OBJECTIVE: Restate the records below word for word, and omit the images they hold.

┌────────

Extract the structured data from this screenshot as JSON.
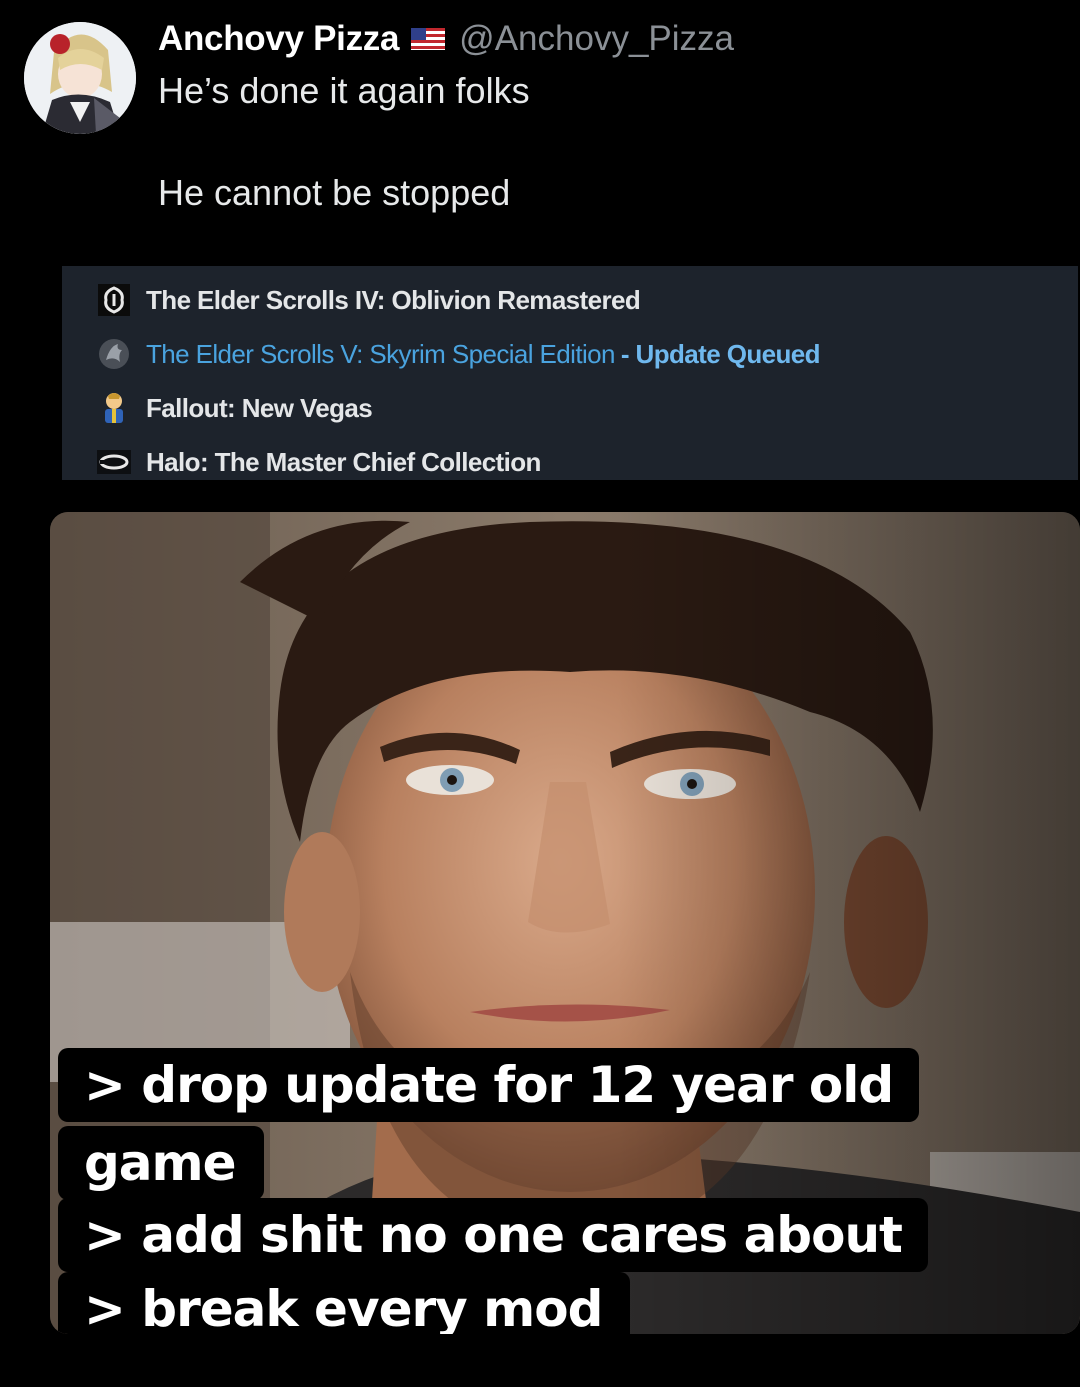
{
  "tweet": {
    "display_name": "Anchovy Pizza",
    "handle": "@Anchovy_Pizza",
    "flag_icon": "us-flag-icon",
    "text_line_1": "He’s done it again folks",
    "text_line_2": "He cannot be stopped"
  },
  "steam_library": {
    "games": [
      {
        "name": "The Elder Scrolls IV: Oblivion Remastered",
        "icon": "oblivion-icon",
        "status": ""
      },
      {
        "name": "The Elder Scrolls V: Skyrim Special Edition",
        "icon": "skyrim-icon",
        "status": "- Update Queued"
      },
      {
        "name": "Fallout: New Vegas",
        "icon": "vault-boy-icon",
        "status": ""
      },
      {
        "name": "Halo: The Master Chief Collection",
        "icon": "halo-icon",
        "status": ""
      }
    ],
    "colors": {
      "panel_bg": "#1d232c",
      "updating_text": "#4aa3df"
    }
  },
  "meme": {
    "caption_lines": [
      "> drop update for 12 year old",
      "game",
      "> add shit no one cares about",
      "> break every mod"
    ]
  }
}
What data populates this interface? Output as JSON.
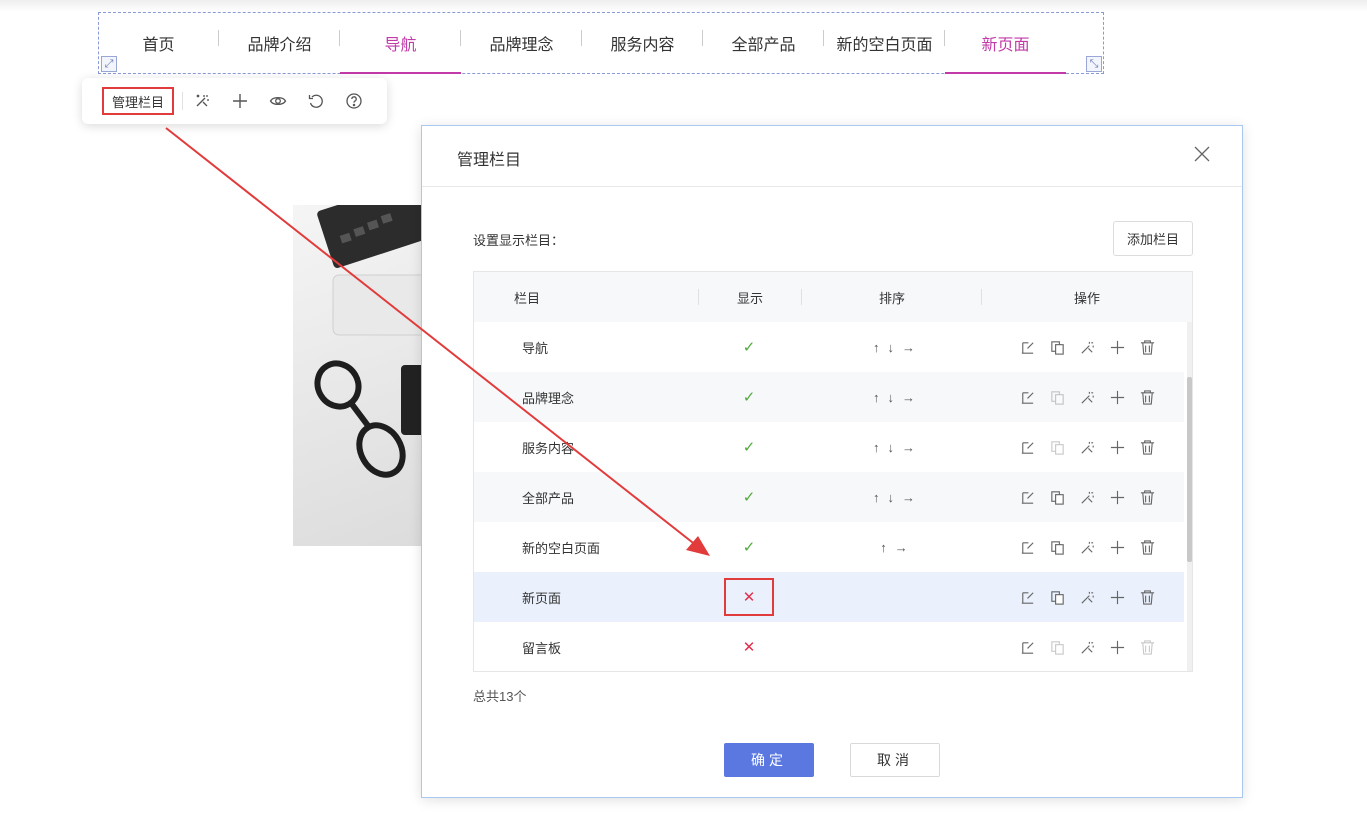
{
  "nav": {
    "items": [
      {
        "label": "首页",
        "active": false
      },
      {
        "label": "品牌介绍",
        "active": false
      },
      {
        "label": "导航",
        "active": true
      },
      {
        "label": "品牌理念",
        "active": false
      },
      {
        "label": "服务内容",
        "active": false
      },
      {
        "label": "全部产品",
        "active": false
      },
      {
        "label": "新的空白页面",
        "active": false
      },
      {
        "label": "新页面",
        "active": true
      }
    ]
  },
  "toolbar": {
    "manage_label": "管理栏目",
    "icons": [
      "magic-wand-icon",
      "plus-icon",
      "eye-icon",
      "undo-icon",
      "help-icon"
    ]
  },
  "dialog": {
    "title": "管理栏目",
    "settings_label": "设置显示栏目：",
    "add_button": "添加栏目",
    "columns": {
      "name": "栏目",
      "show": "显示",
      "sort": "排序",
      "ops": "操作"
    },
    "rows": [
      {
        "name": "导航",
        "show": true,
        "sort": [
          "↑",
          "↓",
          "→"
        ]
      },
      {
        "name": "品牌理念",
        "show": true,
        "sort": [
          "↑",
          "↓",
          "→"
        ]
      },
      {
        "name": "服务内容",
        "show": true,
        "sort": [
          "↑",
          "↓",
          "→"
        ]
      },
      {
        "name": "全部产品",
        "show": true,
        "sort": [
          "↑",
          "↓",
          "→"
        ]
      },
      {
        "name": "新的空白页面",
        "show": true,
        "sort": [
          "↑",
          "→"
        ]
      },
      {
        "name": "新页面",
        "show": false,
        "sort": []
      },
      {
        "name": "留言板",
        "show": false,
        "sort": []
      }
    ],
    "total": "总共13个",
    "ok_button": "确定",
    "cancel_button": "取消"
  },
  "colors": {
    "accent": "#c23aa8",
    "primary": "#5b78e0",
    "annotation": "#e23b3b",
    "check": "#52a93c",
    "cross": "#e0314f"
  }
}
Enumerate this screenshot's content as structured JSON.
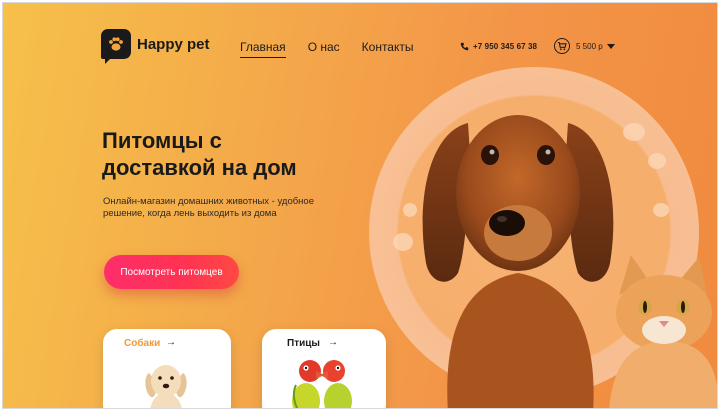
{
  "header": {
    "logo_text": "Happy pet",
    "nav": [
      {
        "label": "Главная",
        "active": true
      },
      {
        "label": "О нас",
        "active": false
      },
      {
        "label": "Контакты",
        "active": false
      }
    ],
    "phone": "+7 950 345 67 38",
    "cart_total": "5 500 р"
  },
  "hero": {
    "title_line1": "Питомцы с",
    "title_line2": "доставкой на дом",
    "subtitle": "Онлайн-магазин домашних животных - удобное решение, когда лень выходить из дома",
    "cta_label": "Посмотреть питомцев"
  },
  "categories": [
    {
      "label": "Собаки",
      "arrow": "→"
    },
    {
      "label": "Птицы",
      "arrow": "→"
    }
  ],
  "colors": {
    "bg_start": "#f6c04a",
    "bg_end": "#f08a3e",
    "cta": "#ff2d6a",
    "dogs_label": "#f29838"
  },
  "icons": [
    "paw-logo-icon",
    "phone-icon",
    "cart-icon",
    "caret-down-icon",
    "arrow-right-icon"
  ]
}
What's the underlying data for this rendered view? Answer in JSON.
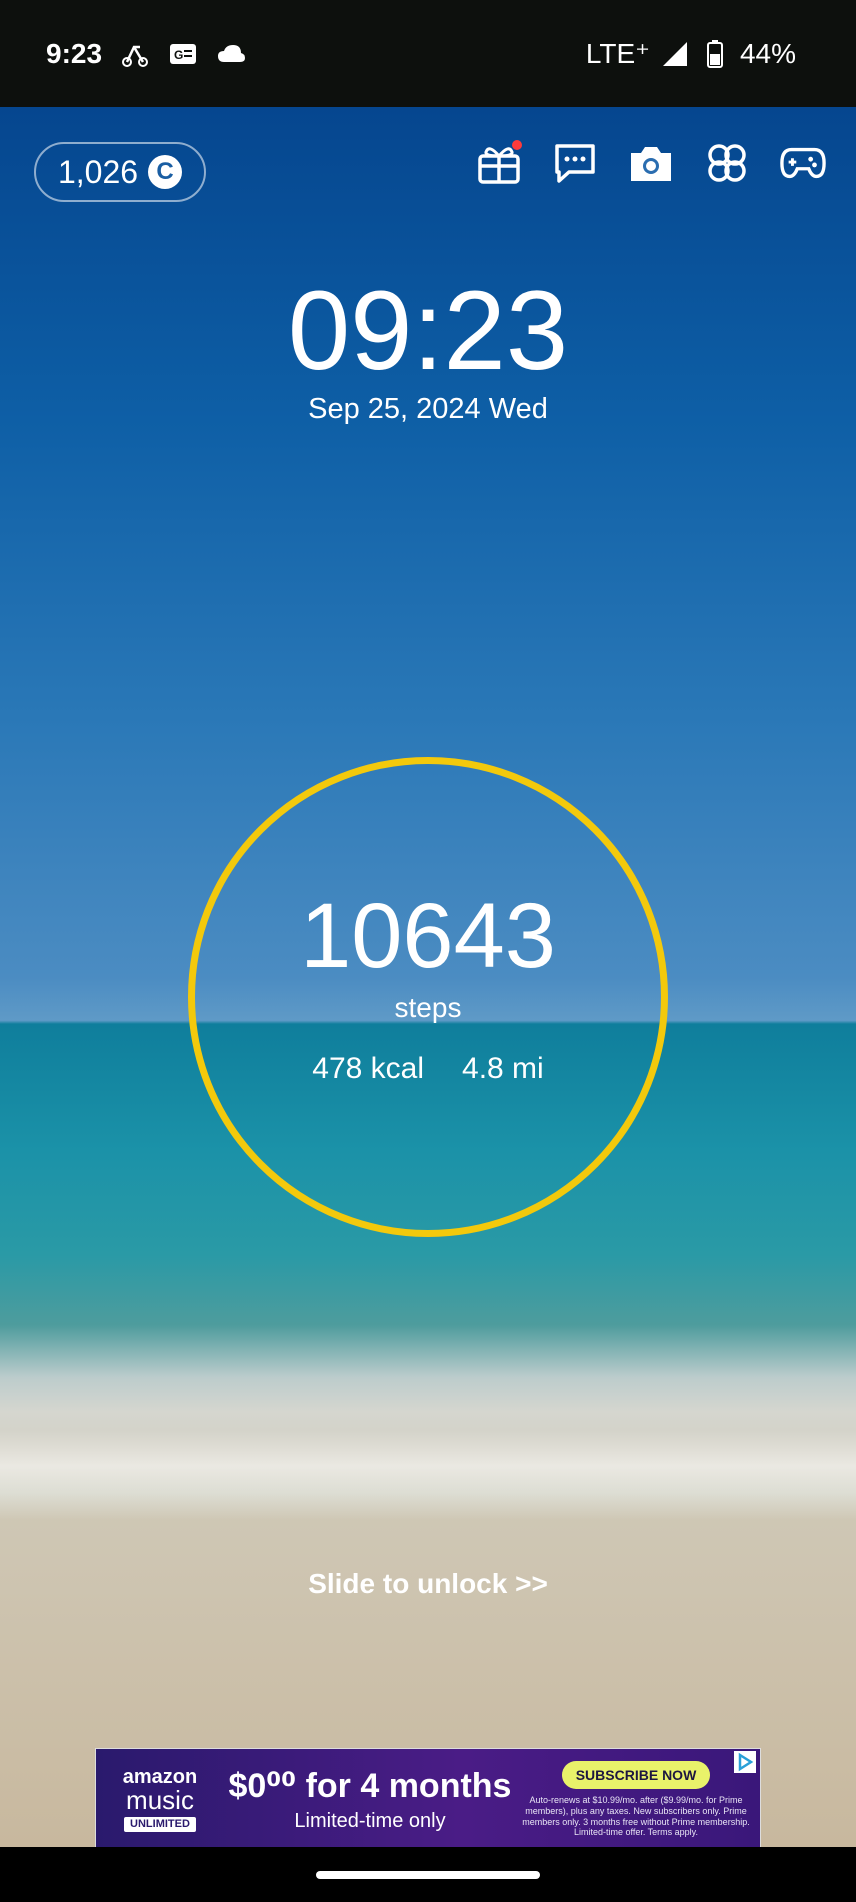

└────────

SOLUTION BELOW:
Extract the structured data from this screenshot as JSON.
{
  "tweet": {
    "display_name": "Anchovy Pizza",
    "handle": "@Anchovy_Pizza",
    "flag_icon": "us-flag-icon",
    "text_line_1": "He’s done it again folks",
    "text_line_2": "He cannot be stopped"
  },
  "steam_library": {
    "games": [
      {
        "name": "The Elder Scrolls IV: Oblivion Remastered",
        "icon": "oblivion-icon",
        "status": ""
      },
      {
        "name": "The Elder Scrolls V: Skyrim Special Edition",
        "icon": "skyrim-icon",
        "status": "- Update Queued"
      },
      {
        "name": "Fallout: New Vegas",
        "icon": "vault-boy-icon",
        "status": ""
      },
      {
        "name": "Halo: The Master Chief Collection",
        "icon": "halo-icon",
        "status": ""
      }
    ],
    "colors": {
      "panel_bg": "#1d232c",
      "updating_text": "#4aa3df"
    }
  },
  "meme": {
    "caption_lines": [
      "> drop update for 12 year old",
      "game",
      "> add shit no one cares about",
      "> break every mod"
    ]
  }
}
What data populates this interface? Output as JSON.
{
  "nav": {
    "items": [
      {
        "label": "首页",
        "active": false
      },
      {
        "label": "品牌介绍",
        "active": false
      },
      {
        "label": "导航",
        "active": true
      },
      {
        "label": "品牌理念",
        "active": false
      },
      {
        "label": "服务内容",
        "active": false
      },
      {
        "label": "全部产品",
        "active": false
      },
      {
        "label": "新的空白页面",
        "active": false
      },
      {
        "label": "新页面",
        "active": true
      }
    ]
  },
  "toolbar": {
    "manage_label": "管理栏目",
    "icons": [
      "magic-wand-icon",
      "plus-icon",
      "eye-icon",
      "undo-icon",
      "help-icon"
    ]
  },
  "dialog": {
    "title": "管理栏目",
    "settings_label": "设置显示栏目：",
    "add_button": "添加栏目",
    "columns": {
      "name": "栏目",
      "show": "显示",
      "sort": "排序",
      "ops": "操作"
    },
    "rows": [
      {
        "name": "导航",
        "show": true,
        "sort": [
          "↑",
          "↓",
          "→"
        ]
      },
      {
        "name": "品牌理念",
        "show": true,
        "sort": [
          "↑",
          "↓",
          "→"
        ]
      },
      {
        "name": "服务内容",
        "show": true,
        "sort": [
          "↑",
          "↓",
          "→"
        ]
      },
      {
        "name": "全部产品",
        "show": true,
        "sort": [
          "↑",
          "↓",
          "→"
        ]
      },
      {
        "name": "新的空白页面",
        "show": true,
        "sort": [
          "↑",
          "→"
        ]
      },
      {
        "name": "新页面",
        "show": false,
        "sort": []
      },
      {
        "name": "留言板",
        "show": false,
        "sort": []
      }
    ],
    "total": "总共13个",
    "ok_button": "确定",
    "cancel_button": "取消"
  },
  "colors": {
    "accent": "#c23aa8",
    "primary": "#5b78e0",
    "annotation": "#e23b3b",
    "check": "#52a93c",
    "cross": "#e0314f"
  }
}
Enumerate this screenshot's content as structured JSON.
{
  "header": {
    "logo_text": "Happy pet",
    "nav": [
      {
        "label": "Главная",
        "active": true
      },
      {
        "label": "О нас",
        "active": false
      },
      {
        "label": "Контакты",
        "active": false
      }
    ],
    "phone": "+7 950 345 67 38",
    "cart_total": "5 500 р"
  },
  "hero": {
    "title_line1": "Питомцы с",
    "title_line2": "доставкой на дом",
    "subtitle": "Онлайн-магазин домашних животных - удобное решение, когда лень выходить из дома",
    "cta_label": "Посмотреть питомцев"
  },
  "categories": [
    {
      "label": "Собаки",
      "arrow": "→"
    },
    {
      "label": "Птицы",
      "arrow": "→"
    }
  ],
  "colors": {
    "bg_start": "#f6c04a",
    "bg_end": "#f08a3e",
    "cta": "#ff2d6a",
    "dogs_label": "#f29838"
  },
  "icons": [
    "paw-logo-icon",
    "phone-icon",
    "cart-icon",
    "caret-down-icon",
    "arrow-right-icon"
  ]
}
What's the underlying data for this rendered view? Answer in JSON.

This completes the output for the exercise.